DATA SECTION ::

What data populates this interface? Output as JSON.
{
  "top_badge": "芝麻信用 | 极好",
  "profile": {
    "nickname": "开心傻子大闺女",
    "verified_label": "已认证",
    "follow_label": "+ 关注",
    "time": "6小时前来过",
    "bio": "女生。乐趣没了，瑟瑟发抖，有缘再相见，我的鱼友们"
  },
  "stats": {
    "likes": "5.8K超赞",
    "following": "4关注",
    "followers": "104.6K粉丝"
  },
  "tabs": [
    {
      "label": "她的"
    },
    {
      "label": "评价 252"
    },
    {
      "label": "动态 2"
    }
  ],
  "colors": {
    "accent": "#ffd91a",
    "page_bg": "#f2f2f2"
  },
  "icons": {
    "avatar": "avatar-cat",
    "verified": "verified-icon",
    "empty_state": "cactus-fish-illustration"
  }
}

---

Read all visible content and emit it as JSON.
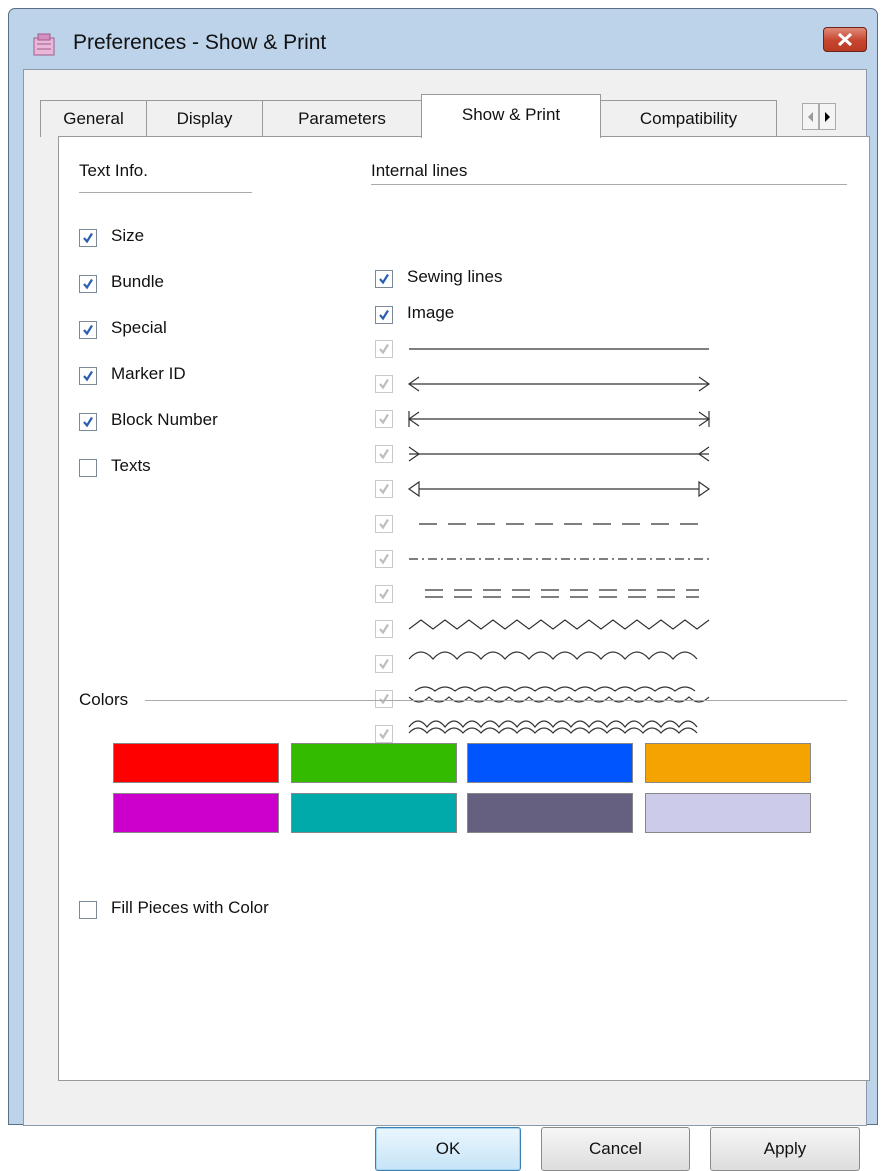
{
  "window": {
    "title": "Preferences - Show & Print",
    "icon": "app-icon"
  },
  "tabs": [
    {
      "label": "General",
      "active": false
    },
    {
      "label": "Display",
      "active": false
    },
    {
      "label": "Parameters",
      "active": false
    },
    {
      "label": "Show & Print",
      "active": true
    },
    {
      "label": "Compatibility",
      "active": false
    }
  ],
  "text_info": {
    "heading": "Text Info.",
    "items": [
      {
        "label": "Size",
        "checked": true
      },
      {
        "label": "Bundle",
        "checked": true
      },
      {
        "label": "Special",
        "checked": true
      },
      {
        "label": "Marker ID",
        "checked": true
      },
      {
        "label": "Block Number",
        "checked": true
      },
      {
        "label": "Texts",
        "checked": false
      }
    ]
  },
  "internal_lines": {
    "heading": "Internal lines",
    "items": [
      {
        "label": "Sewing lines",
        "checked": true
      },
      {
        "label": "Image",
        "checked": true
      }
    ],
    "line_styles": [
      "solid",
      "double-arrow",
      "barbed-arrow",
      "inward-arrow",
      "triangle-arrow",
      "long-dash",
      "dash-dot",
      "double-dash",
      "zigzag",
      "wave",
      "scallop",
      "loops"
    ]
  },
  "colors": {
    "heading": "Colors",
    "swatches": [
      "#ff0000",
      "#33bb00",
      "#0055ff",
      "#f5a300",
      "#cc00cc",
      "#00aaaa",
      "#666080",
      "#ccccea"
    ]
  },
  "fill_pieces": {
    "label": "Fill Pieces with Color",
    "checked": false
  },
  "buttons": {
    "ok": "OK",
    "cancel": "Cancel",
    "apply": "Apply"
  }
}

TO BE DONE :: Across the material above, count every line holding "heading" and write down only the number.

ANSWER BELOW :: 3